▸ STATED GOAL:
In the entries below, find every line with "screenshot" and copy it.

▸ RECORDS FOR THE EXERCISE:
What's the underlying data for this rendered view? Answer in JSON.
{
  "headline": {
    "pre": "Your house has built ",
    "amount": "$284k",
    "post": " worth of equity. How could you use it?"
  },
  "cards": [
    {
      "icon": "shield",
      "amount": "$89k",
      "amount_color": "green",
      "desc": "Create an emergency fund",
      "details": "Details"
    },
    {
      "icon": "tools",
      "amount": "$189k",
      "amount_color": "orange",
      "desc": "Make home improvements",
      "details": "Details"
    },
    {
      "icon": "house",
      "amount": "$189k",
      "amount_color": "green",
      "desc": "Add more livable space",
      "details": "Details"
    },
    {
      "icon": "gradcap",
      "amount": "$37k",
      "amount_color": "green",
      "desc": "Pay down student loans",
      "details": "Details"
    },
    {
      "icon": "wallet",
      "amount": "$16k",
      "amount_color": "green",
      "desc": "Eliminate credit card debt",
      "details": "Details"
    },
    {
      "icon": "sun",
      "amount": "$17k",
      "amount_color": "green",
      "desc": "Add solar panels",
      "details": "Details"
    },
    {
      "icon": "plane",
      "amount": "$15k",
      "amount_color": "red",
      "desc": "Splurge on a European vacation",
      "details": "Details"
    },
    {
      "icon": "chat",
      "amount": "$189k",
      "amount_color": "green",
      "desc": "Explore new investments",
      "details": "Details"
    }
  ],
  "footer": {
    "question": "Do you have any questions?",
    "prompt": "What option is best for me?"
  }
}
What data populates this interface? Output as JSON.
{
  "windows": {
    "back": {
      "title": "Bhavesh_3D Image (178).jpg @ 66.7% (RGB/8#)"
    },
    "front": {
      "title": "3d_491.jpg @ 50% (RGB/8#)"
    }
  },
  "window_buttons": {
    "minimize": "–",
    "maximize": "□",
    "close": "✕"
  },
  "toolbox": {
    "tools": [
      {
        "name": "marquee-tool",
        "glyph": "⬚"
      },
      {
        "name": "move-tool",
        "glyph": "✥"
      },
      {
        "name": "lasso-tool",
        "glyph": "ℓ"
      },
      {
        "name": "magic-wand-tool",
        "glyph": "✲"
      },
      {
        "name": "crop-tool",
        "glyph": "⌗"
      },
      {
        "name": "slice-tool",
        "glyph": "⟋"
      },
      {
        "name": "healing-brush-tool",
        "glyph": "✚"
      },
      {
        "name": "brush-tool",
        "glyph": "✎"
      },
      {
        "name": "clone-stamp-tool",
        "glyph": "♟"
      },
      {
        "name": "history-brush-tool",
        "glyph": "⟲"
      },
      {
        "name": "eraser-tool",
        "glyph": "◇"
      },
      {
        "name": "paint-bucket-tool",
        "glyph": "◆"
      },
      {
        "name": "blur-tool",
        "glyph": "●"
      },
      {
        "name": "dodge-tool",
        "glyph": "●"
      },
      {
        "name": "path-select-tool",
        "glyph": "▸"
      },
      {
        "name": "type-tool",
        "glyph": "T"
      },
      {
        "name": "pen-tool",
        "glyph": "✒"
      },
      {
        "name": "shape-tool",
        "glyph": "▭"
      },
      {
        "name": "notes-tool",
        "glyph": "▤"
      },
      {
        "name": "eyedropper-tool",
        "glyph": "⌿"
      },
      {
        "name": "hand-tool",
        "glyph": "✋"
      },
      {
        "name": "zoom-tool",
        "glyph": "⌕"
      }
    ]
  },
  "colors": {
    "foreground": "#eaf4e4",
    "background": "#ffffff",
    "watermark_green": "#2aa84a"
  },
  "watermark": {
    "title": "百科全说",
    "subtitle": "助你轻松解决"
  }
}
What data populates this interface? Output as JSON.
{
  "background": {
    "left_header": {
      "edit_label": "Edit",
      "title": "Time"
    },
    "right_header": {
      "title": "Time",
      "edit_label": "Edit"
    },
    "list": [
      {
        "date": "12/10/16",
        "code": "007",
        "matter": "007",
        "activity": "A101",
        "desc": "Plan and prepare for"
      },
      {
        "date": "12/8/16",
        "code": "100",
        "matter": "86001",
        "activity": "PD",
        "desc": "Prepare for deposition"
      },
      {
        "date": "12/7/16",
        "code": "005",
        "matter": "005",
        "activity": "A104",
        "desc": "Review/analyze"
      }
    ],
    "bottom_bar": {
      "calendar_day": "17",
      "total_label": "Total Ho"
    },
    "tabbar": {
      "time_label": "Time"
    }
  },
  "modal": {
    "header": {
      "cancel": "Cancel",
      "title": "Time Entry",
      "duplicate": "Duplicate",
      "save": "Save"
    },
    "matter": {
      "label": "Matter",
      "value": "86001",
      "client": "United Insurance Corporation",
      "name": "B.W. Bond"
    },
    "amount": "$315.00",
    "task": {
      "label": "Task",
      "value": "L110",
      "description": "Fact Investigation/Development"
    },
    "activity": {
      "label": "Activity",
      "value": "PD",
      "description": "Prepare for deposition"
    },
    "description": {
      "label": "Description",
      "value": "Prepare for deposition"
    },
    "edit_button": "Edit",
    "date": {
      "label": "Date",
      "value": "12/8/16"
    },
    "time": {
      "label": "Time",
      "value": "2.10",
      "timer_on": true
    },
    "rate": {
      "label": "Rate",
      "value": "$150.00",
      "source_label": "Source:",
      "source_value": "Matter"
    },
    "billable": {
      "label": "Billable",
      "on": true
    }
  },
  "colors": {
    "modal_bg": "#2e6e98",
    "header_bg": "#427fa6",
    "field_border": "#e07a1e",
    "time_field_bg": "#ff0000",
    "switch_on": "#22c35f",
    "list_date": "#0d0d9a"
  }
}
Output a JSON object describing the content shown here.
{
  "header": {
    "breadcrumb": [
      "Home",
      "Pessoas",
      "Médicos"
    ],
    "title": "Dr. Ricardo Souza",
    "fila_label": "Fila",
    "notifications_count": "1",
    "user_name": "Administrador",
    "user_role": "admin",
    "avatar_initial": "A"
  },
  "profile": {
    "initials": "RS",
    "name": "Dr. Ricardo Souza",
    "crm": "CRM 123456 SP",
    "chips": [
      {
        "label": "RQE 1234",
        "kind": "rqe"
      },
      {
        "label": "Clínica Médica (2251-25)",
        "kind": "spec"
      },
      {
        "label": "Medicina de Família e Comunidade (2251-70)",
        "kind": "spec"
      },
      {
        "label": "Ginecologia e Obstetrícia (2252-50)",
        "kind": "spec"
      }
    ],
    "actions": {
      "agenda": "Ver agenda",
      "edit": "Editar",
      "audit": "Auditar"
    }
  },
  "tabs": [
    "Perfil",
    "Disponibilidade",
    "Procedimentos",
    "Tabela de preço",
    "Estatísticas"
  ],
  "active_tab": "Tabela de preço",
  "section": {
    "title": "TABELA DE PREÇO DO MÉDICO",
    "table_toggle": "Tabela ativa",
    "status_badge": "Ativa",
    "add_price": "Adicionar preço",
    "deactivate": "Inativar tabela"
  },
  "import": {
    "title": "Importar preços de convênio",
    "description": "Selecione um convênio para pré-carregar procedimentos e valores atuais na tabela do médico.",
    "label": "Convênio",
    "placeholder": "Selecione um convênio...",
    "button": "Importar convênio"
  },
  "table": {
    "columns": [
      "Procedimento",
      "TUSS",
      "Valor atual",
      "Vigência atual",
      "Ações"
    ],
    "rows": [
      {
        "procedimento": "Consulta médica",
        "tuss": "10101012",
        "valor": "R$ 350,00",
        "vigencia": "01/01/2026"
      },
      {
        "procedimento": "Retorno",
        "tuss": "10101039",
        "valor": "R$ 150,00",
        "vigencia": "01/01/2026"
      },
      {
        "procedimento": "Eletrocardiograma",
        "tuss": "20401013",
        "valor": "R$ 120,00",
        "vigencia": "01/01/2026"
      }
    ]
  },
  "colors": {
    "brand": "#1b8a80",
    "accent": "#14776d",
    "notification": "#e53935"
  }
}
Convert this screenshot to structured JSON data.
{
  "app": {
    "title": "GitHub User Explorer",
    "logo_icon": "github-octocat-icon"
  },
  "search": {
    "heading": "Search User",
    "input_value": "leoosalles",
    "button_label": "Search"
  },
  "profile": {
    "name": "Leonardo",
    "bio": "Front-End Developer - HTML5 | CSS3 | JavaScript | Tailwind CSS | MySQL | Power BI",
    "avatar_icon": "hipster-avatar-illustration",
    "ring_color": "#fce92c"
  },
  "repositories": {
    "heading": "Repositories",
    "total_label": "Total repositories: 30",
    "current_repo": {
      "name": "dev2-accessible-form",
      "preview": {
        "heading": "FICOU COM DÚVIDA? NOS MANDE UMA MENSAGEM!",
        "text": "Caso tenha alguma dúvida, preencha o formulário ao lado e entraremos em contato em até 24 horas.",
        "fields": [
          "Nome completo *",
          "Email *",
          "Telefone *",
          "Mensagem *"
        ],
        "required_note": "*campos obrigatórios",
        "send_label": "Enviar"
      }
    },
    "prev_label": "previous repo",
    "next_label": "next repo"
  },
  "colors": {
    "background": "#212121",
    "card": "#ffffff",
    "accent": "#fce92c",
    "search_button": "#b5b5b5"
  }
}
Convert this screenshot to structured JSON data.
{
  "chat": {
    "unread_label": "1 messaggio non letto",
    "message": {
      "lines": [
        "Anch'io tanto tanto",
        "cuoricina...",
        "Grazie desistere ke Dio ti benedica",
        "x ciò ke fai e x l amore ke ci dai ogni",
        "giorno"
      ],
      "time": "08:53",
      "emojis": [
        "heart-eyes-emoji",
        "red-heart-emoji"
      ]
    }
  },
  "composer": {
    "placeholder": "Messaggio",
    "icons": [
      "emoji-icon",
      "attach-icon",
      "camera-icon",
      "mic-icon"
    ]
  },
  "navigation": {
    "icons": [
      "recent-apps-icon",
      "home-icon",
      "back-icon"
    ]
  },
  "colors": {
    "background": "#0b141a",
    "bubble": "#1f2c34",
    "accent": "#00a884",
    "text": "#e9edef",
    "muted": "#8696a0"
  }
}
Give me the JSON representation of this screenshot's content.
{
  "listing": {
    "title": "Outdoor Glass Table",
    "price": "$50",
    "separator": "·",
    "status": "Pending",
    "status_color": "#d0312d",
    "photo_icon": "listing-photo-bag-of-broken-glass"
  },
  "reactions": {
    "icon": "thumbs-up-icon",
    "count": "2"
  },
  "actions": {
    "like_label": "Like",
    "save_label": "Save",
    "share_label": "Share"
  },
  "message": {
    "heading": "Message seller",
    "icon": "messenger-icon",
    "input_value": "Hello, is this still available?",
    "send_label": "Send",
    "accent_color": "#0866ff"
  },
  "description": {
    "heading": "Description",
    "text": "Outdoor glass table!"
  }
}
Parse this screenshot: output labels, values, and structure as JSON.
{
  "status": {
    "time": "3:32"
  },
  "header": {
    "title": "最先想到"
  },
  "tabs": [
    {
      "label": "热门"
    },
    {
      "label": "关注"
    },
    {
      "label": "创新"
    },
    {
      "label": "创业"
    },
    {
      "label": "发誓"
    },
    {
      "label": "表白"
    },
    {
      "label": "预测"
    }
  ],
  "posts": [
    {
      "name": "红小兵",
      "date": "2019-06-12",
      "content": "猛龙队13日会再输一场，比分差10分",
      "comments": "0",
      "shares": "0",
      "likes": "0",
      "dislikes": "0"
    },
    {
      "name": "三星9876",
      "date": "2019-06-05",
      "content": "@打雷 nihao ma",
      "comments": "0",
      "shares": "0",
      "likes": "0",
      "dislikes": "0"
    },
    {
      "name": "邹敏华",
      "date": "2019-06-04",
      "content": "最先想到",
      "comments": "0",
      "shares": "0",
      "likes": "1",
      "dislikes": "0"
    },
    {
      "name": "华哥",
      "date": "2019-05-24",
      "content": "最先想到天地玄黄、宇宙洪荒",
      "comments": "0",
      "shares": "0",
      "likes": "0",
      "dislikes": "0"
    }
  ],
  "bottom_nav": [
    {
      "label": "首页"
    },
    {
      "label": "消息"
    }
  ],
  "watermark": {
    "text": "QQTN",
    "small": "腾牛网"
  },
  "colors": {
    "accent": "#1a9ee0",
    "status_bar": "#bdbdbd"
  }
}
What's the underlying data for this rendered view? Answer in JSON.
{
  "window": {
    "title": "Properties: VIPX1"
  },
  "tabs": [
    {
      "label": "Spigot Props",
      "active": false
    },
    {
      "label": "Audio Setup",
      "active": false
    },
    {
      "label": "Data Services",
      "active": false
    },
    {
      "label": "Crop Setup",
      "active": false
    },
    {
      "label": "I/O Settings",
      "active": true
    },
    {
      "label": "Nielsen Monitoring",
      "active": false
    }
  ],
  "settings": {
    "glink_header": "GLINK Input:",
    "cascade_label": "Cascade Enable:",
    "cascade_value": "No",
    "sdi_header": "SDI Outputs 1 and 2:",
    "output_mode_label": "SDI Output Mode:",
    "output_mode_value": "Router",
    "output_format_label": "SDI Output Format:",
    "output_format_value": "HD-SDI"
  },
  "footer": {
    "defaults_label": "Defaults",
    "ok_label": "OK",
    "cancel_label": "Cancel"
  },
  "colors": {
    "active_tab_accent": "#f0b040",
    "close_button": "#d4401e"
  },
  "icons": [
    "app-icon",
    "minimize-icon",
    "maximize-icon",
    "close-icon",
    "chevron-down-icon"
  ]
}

▸ WRITTEN RESPONSE:
Convert this screenshot to structured JSON data.
Convert this screenshot to structured JSON data.
Give me the JSON representation of this screenshot's content.
Parse this screenshot: output labels, values, and structure as JSON.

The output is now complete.